[start]
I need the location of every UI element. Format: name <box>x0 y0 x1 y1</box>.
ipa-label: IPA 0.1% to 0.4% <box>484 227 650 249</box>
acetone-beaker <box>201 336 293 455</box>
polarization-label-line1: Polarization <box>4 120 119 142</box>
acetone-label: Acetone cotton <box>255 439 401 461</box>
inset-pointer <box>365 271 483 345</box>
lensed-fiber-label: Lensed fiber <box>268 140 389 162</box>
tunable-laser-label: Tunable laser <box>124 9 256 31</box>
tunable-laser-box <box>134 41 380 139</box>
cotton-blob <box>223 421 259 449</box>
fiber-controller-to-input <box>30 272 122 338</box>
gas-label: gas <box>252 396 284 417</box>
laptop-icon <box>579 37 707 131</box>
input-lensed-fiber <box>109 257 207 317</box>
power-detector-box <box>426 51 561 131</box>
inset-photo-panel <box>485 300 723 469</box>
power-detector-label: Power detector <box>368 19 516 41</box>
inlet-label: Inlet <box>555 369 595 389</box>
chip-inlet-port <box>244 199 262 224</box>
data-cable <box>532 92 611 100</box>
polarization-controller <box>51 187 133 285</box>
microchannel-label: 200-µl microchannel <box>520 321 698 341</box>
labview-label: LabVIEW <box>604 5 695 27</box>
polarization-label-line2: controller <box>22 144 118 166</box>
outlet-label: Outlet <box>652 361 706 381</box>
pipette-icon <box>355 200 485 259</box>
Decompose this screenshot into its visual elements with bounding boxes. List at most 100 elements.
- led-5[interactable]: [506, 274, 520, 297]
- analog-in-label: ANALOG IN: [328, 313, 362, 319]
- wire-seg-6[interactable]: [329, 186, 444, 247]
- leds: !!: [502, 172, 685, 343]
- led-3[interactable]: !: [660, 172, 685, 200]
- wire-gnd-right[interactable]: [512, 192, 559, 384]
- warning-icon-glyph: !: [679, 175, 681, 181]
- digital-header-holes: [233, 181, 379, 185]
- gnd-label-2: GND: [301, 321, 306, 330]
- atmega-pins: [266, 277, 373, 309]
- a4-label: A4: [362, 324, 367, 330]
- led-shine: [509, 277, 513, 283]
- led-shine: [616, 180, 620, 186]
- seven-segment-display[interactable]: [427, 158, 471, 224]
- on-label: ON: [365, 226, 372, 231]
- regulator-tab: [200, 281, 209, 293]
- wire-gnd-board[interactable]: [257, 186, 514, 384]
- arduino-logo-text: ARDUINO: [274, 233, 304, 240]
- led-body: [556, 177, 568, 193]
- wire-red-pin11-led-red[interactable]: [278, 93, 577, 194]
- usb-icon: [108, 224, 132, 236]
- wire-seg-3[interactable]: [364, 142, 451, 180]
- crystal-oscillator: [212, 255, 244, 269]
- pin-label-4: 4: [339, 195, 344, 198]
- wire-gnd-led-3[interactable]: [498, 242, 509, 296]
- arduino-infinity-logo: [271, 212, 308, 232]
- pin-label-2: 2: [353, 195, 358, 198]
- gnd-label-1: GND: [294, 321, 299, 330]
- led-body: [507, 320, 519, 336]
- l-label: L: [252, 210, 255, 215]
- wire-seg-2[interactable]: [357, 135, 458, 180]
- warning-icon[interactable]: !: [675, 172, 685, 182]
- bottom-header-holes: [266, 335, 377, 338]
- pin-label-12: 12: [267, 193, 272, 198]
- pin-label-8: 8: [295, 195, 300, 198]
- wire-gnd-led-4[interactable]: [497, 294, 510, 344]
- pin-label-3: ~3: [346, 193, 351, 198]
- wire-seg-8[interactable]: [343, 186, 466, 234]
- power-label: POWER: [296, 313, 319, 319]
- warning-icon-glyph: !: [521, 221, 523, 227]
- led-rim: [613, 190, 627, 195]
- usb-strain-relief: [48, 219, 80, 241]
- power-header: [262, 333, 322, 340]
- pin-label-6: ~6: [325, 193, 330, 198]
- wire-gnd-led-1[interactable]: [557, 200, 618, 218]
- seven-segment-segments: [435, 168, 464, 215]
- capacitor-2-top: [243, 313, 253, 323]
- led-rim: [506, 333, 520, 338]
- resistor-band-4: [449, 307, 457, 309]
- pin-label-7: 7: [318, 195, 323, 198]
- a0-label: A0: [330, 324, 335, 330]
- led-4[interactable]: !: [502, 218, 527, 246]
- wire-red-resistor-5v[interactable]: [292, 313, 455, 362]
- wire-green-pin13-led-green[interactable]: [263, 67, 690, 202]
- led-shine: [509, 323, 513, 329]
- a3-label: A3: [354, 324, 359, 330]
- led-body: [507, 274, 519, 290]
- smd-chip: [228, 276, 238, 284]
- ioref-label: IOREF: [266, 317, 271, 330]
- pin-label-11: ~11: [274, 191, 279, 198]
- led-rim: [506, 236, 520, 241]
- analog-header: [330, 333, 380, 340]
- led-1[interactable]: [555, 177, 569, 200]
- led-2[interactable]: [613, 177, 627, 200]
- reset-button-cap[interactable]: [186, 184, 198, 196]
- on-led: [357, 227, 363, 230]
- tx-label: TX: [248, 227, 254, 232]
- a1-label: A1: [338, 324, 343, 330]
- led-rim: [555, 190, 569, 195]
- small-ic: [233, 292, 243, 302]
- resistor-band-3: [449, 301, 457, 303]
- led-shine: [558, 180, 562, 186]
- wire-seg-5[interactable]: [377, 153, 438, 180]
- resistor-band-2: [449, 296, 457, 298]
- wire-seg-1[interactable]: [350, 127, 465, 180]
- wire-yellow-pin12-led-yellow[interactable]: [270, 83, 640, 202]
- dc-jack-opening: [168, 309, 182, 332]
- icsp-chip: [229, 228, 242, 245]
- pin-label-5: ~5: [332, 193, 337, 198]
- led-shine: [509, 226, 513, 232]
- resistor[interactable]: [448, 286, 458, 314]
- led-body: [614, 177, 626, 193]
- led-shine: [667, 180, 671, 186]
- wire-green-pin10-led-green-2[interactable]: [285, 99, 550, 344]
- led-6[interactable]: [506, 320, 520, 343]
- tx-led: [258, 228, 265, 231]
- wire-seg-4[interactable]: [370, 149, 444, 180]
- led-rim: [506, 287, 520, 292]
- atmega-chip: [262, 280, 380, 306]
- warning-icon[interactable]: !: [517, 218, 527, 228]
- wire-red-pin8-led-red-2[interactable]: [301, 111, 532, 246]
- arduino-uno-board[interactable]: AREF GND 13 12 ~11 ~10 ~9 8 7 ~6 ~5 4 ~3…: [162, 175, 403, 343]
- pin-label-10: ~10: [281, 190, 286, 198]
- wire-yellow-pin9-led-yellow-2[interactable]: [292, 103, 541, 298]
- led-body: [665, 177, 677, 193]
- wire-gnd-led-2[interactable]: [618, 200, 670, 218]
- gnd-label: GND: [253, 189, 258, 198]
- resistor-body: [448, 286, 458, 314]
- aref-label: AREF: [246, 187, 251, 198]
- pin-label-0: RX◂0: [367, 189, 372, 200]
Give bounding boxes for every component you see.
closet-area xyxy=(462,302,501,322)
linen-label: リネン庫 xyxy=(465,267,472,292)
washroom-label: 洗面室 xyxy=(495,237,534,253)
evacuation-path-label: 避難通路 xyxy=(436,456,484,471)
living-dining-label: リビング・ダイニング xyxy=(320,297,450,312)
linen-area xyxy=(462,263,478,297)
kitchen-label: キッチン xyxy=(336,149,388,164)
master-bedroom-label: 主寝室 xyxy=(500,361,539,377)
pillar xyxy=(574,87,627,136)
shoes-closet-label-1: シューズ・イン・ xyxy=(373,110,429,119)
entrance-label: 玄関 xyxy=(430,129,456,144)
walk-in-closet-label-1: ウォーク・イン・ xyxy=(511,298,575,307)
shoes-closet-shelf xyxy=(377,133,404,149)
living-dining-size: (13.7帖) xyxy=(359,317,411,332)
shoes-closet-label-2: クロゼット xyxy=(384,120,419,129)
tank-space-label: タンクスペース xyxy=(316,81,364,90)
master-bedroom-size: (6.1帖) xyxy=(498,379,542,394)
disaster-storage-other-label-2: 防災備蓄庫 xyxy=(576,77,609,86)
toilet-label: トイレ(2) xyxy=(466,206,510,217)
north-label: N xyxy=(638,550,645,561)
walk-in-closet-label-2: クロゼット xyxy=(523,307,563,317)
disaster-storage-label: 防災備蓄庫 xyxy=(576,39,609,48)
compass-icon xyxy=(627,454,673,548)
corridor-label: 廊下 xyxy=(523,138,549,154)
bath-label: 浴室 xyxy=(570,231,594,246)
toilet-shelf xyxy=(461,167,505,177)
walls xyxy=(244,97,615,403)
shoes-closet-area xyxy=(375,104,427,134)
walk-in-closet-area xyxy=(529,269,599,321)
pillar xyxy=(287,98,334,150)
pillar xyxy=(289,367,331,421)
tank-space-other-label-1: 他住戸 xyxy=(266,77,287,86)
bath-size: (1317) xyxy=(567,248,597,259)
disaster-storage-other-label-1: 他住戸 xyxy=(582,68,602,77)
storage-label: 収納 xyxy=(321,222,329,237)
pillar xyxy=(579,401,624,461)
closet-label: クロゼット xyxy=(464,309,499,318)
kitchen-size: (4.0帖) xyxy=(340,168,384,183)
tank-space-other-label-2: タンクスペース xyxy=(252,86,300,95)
[end]
Copy the lines from the start of the records through the line containing "acetone-label: Acetone cotton", both ends included, reproducing them with no changes.

Result of the task:
I need the location of every UI element. Format: name <box>x0 y0 x1 y1</box>.
ipa-label: IPA 0.1% to 0.4% <box>484 227 650 249</box>
acetone-beaker <box>201 336 293 455</box>
polarization-label-line1: Polarization <box>4 120 119 142</box>
acetone-label: Acetone cotton <box>255 439 401 461</box>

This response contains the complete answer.